* AVAILABLE RECORDS *
>> begin

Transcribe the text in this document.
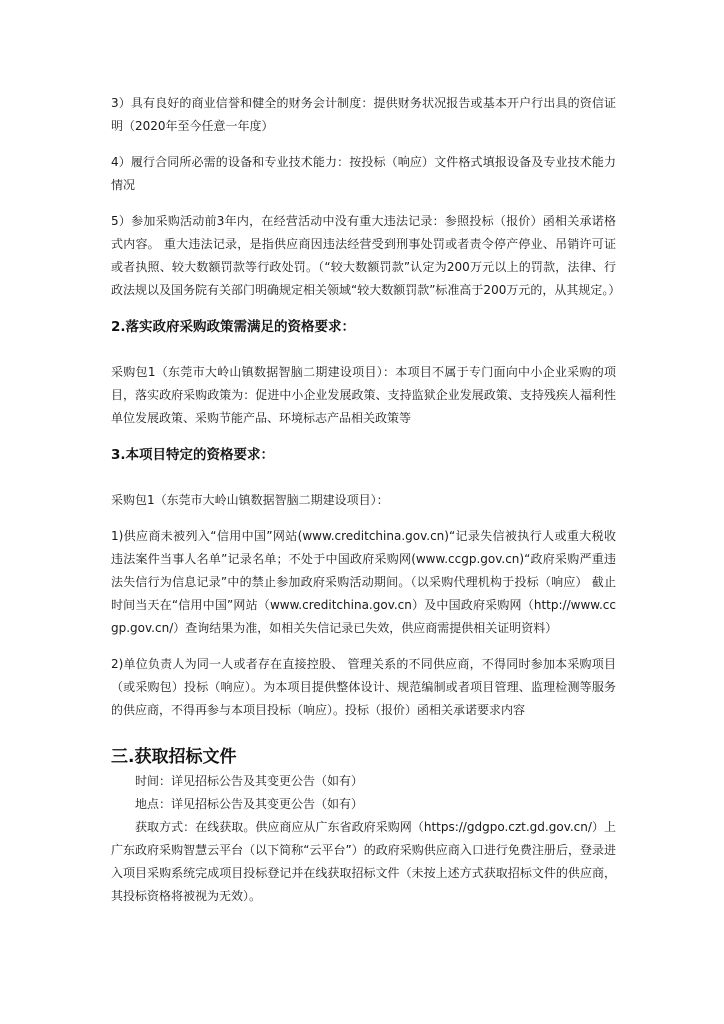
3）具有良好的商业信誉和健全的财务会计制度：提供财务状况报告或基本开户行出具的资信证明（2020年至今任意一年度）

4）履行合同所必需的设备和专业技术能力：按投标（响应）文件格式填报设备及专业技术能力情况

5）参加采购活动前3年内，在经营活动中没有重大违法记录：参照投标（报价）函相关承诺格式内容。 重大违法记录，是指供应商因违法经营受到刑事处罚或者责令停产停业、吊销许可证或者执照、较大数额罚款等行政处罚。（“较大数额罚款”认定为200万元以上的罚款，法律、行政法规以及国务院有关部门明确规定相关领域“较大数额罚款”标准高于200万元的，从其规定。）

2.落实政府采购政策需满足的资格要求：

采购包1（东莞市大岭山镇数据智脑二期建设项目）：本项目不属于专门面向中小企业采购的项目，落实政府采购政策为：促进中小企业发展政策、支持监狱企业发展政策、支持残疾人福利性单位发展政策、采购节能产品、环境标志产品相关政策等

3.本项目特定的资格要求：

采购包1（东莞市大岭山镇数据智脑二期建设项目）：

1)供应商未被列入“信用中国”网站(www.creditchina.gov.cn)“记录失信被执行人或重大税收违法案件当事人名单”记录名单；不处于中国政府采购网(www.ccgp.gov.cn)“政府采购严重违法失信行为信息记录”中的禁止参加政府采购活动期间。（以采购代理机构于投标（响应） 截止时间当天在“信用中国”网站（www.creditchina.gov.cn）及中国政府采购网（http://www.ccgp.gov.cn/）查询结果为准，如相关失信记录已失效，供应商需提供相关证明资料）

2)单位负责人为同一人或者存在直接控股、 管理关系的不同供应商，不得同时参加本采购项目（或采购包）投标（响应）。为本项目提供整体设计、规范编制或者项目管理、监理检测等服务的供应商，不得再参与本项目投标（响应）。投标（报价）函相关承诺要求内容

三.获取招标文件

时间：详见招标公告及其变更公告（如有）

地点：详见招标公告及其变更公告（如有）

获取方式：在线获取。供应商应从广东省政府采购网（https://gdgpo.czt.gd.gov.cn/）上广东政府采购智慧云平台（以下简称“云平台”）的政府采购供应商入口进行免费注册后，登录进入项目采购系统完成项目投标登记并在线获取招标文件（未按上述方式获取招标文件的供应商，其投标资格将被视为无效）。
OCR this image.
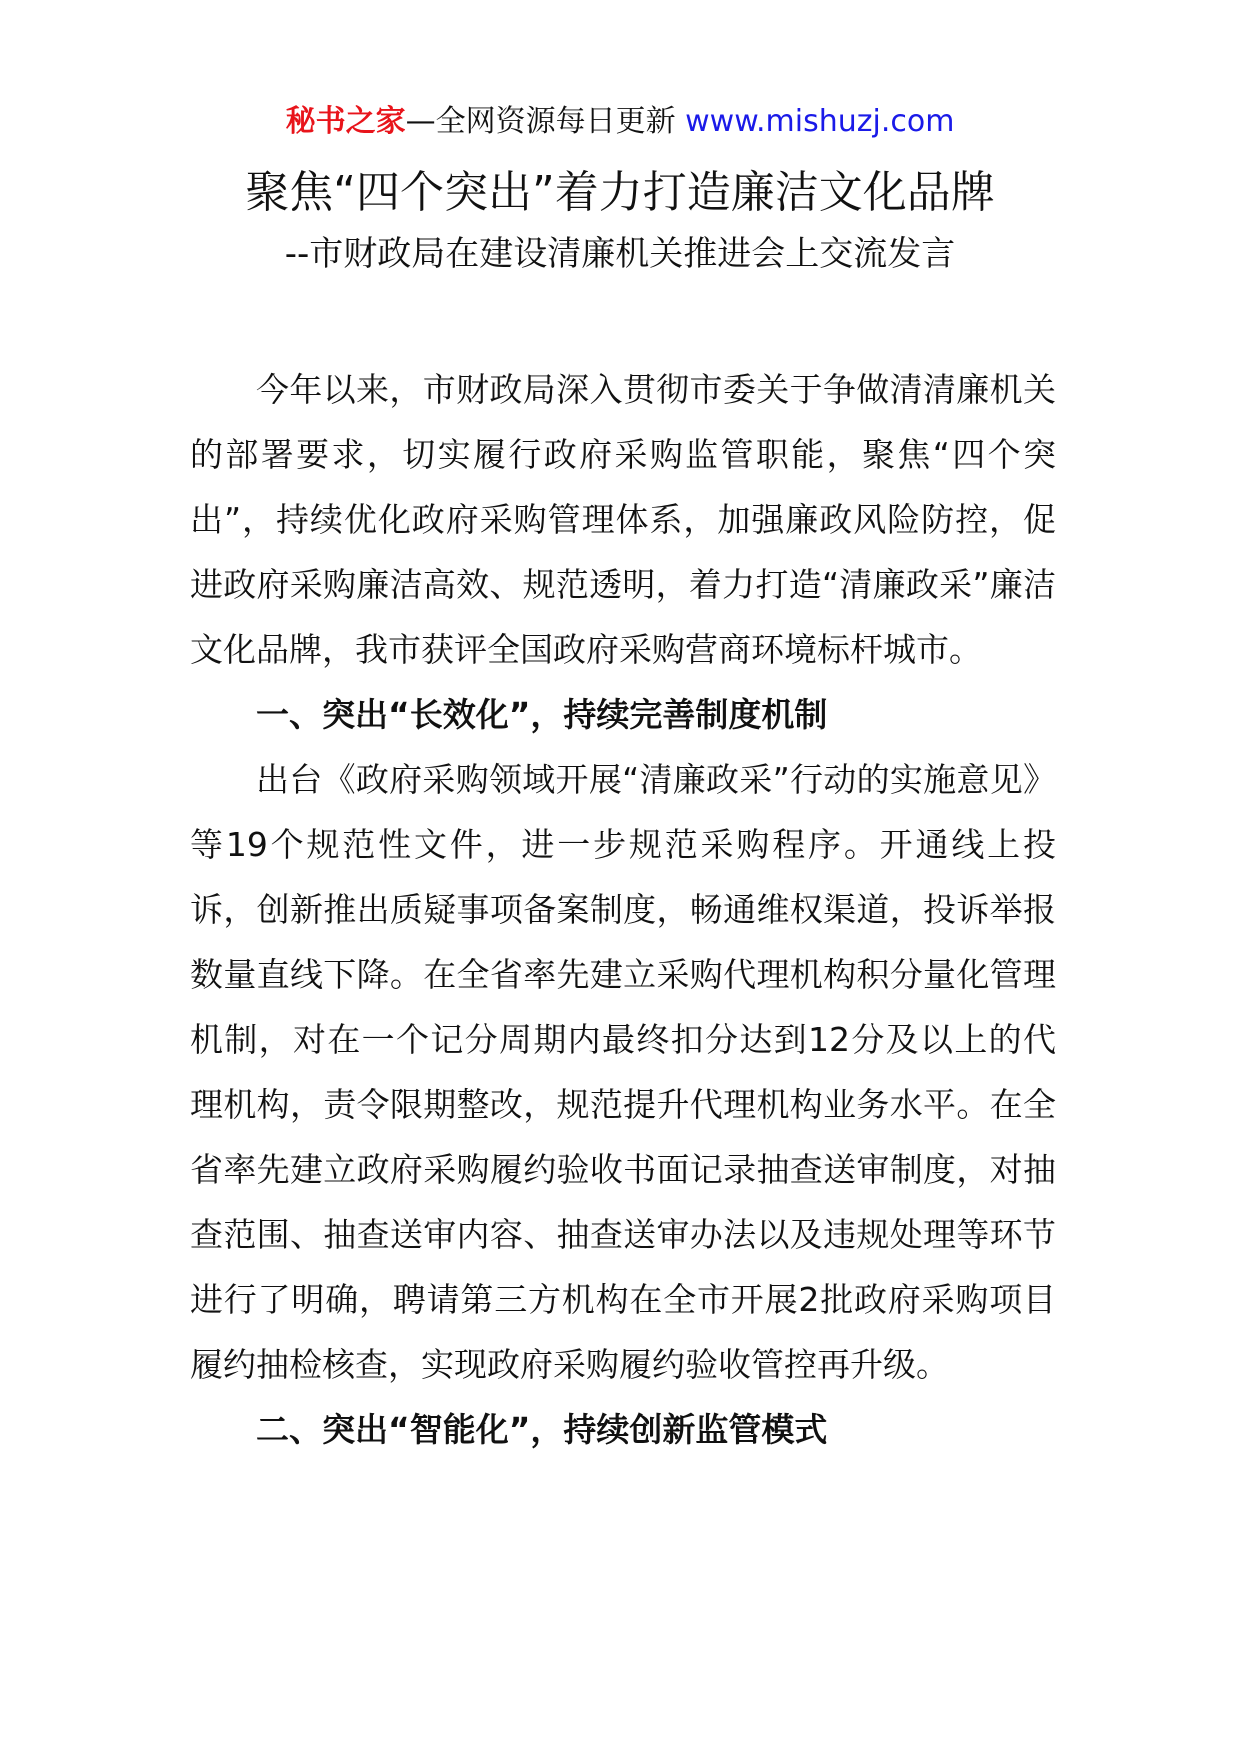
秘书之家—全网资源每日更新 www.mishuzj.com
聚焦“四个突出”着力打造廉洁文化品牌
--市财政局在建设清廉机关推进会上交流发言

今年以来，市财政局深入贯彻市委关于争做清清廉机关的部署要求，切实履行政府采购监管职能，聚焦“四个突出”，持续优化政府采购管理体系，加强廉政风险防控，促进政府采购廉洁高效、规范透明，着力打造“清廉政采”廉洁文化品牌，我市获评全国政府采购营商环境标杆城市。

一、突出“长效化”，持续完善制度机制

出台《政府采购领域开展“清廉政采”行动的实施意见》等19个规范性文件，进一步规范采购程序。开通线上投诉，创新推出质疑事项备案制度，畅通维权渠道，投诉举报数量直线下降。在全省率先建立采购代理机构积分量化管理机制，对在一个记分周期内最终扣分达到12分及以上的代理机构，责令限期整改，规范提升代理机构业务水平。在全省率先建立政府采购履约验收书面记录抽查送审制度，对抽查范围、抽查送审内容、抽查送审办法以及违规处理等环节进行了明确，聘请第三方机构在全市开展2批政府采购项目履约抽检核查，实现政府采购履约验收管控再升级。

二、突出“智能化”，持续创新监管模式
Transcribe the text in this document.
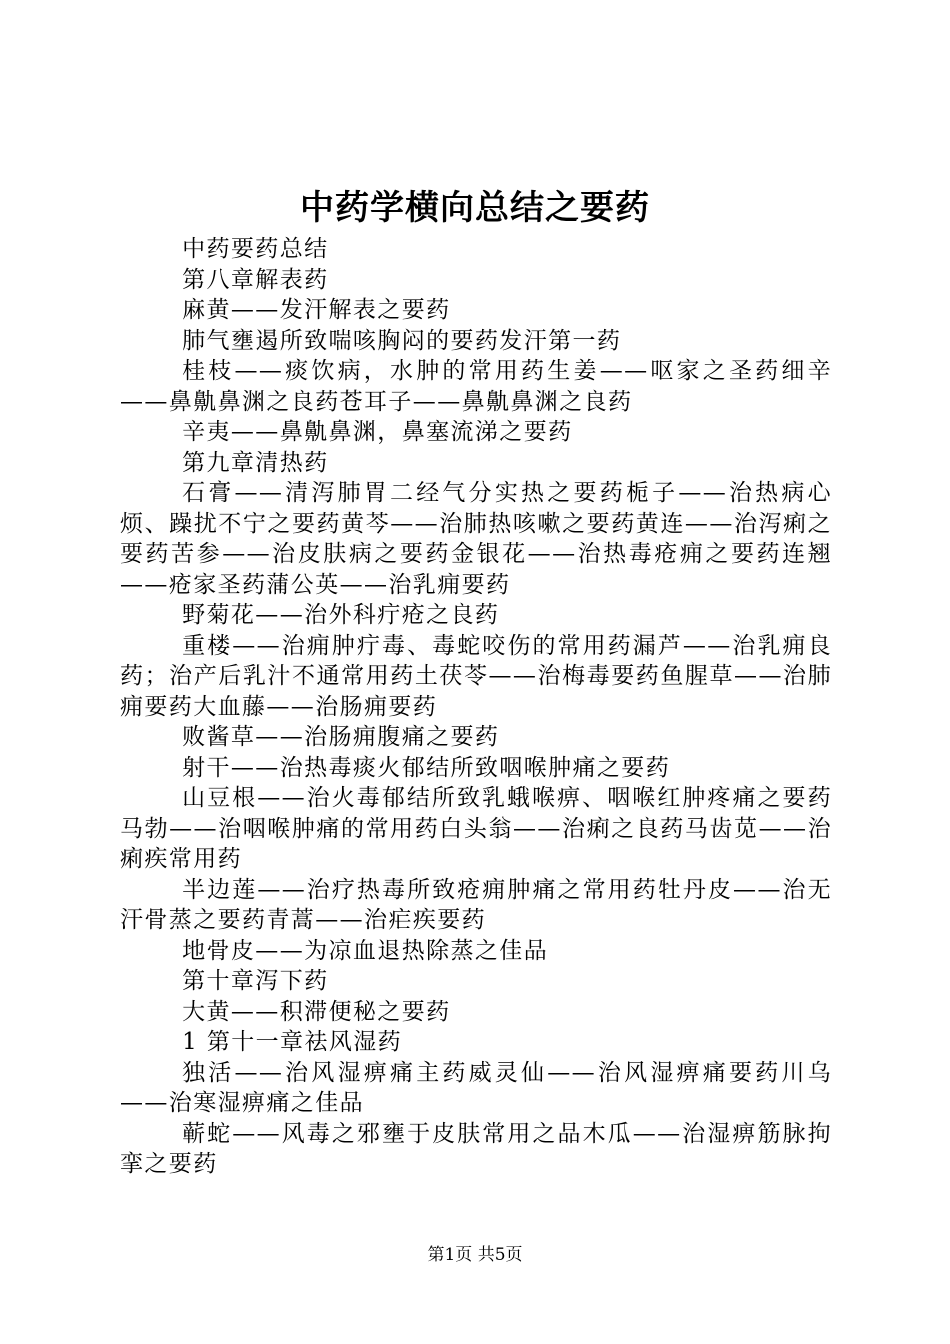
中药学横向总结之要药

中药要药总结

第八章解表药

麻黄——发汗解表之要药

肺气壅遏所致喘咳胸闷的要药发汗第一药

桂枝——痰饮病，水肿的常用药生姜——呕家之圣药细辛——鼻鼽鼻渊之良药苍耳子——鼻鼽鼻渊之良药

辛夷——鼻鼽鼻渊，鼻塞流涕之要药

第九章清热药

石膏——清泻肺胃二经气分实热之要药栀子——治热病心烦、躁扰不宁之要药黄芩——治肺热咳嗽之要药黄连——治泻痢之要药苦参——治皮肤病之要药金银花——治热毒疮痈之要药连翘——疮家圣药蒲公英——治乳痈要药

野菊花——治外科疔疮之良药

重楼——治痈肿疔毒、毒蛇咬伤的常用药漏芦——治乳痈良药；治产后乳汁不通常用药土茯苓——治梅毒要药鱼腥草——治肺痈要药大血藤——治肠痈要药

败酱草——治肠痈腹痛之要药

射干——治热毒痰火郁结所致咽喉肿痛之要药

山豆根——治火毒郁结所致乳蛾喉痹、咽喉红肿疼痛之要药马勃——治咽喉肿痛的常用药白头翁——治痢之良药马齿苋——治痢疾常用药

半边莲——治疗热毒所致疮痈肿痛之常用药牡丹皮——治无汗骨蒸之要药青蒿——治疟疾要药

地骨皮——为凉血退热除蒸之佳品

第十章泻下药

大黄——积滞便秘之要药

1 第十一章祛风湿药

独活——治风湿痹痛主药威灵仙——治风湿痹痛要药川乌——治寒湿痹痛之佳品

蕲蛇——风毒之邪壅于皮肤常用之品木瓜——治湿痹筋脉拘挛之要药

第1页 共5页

>> end

* REQUIREMENT *
Collect the complete line wherever the string "详见招标公告及其变更公告" appears in the records.

* RESPONSE TO THIS EXERCISE *
时间：详见招标公告及其变更公告（如有）
地点：详见招标公告及其变更公告（如有）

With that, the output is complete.